→ Task objective
Identify every line in the records below that contains the word "Daily", and reproduce each one.

[Extracted records]
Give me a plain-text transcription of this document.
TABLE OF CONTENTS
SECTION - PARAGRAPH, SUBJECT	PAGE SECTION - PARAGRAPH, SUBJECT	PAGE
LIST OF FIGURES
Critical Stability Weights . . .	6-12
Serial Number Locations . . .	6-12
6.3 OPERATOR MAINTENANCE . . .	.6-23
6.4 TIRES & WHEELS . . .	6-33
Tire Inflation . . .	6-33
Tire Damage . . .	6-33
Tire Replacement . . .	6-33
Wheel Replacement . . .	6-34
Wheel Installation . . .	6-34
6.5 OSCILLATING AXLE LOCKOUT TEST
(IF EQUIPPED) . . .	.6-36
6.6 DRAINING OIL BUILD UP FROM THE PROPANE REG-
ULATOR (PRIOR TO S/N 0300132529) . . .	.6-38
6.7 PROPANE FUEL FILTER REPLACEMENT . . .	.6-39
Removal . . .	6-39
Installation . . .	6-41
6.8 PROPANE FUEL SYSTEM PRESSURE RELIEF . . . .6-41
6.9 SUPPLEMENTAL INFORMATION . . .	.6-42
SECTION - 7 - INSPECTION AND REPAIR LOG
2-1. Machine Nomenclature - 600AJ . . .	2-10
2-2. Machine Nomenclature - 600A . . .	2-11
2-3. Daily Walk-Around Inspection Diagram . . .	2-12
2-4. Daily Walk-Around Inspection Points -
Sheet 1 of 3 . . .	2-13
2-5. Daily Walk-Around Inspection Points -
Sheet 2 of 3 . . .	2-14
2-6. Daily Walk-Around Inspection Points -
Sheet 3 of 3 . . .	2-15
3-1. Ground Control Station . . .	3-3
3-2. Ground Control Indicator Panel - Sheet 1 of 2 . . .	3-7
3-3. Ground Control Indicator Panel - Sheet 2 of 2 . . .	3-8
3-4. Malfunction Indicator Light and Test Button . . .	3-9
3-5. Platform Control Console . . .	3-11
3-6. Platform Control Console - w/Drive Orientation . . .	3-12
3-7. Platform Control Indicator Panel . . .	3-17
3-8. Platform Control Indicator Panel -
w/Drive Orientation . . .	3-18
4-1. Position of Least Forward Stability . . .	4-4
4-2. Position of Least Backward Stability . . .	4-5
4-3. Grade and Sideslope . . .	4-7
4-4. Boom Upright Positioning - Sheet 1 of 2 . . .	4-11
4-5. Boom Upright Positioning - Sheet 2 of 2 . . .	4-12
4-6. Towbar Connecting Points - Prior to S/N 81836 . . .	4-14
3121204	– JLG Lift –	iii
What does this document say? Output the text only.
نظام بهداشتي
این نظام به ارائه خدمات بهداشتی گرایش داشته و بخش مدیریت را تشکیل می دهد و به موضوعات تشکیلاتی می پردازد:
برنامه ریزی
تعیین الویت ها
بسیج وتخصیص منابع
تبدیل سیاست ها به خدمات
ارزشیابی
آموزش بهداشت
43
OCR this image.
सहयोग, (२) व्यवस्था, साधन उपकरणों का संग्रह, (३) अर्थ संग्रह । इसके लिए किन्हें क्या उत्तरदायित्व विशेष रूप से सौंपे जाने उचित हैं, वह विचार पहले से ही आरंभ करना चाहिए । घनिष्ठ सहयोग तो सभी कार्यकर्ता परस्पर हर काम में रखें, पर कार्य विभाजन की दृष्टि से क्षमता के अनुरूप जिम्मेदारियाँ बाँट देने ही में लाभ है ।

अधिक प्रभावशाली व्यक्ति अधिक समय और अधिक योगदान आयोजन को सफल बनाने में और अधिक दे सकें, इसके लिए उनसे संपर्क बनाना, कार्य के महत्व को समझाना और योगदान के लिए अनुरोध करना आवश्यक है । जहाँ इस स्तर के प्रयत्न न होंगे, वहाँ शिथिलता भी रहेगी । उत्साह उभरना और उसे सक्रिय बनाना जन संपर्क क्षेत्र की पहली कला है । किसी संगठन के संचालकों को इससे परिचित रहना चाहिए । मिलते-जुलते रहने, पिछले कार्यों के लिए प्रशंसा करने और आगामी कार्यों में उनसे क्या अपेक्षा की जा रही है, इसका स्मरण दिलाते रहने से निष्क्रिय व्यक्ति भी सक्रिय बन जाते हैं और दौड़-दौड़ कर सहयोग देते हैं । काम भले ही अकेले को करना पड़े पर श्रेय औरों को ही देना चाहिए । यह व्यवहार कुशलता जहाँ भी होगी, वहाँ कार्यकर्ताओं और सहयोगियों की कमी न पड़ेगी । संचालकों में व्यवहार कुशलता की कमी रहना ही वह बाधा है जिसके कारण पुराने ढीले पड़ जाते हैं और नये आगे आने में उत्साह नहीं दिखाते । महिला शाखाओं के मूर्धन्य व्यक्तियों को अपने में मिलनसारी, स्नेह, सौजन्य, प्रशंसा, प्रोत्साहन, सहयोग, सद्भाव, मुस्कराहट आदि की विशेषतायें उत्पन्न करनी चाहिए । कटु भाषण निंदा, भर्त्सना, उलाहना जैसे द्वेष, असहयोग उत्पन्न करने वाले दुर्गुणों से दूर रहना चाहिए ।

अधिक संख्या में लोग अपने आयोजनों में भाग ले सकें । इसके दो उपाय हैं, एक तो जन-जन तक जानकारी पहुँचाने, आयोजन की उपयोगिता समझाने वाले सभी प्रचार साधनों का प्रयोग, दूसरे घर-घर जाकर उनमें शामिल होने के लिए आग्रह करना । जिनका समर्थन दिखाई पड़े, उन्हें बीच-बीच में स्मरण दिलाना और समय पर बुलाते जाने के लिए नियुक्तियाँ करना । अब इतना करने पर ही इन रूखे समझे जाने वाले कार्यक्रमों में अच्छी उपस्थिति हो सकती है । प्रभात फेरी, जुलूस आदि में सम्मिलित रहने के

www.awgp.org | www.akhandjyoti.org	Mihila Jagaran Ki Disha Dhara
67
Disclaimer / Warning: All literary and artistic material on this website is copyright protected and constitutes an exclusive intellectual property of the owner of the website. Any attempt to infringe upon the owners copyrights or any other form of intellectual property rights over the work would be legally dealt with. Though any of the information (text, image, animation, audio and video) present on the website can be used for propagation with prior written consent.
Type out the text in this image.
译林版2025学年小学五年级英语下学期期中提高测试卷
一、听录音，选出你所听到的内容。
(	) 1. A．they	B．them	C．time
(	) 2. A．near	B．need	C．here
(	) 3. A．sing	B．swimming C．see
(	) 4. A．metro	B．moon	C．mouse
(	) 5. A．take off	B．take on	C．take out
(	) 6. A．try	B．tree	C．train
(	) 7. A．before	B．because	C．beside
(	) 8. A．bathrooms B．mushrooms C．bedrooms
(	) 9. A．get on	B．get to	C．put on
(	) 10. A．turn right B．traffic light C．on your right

→ Correct answer
2-3. Daily Walk-Around Inspection Diagram . . .	2-12
2-4. Daily Walk-Around Inspection Points -
2-5. Daily Walk-Around Inspection Points -
2-6. Daily Walk-Around Inspection Points -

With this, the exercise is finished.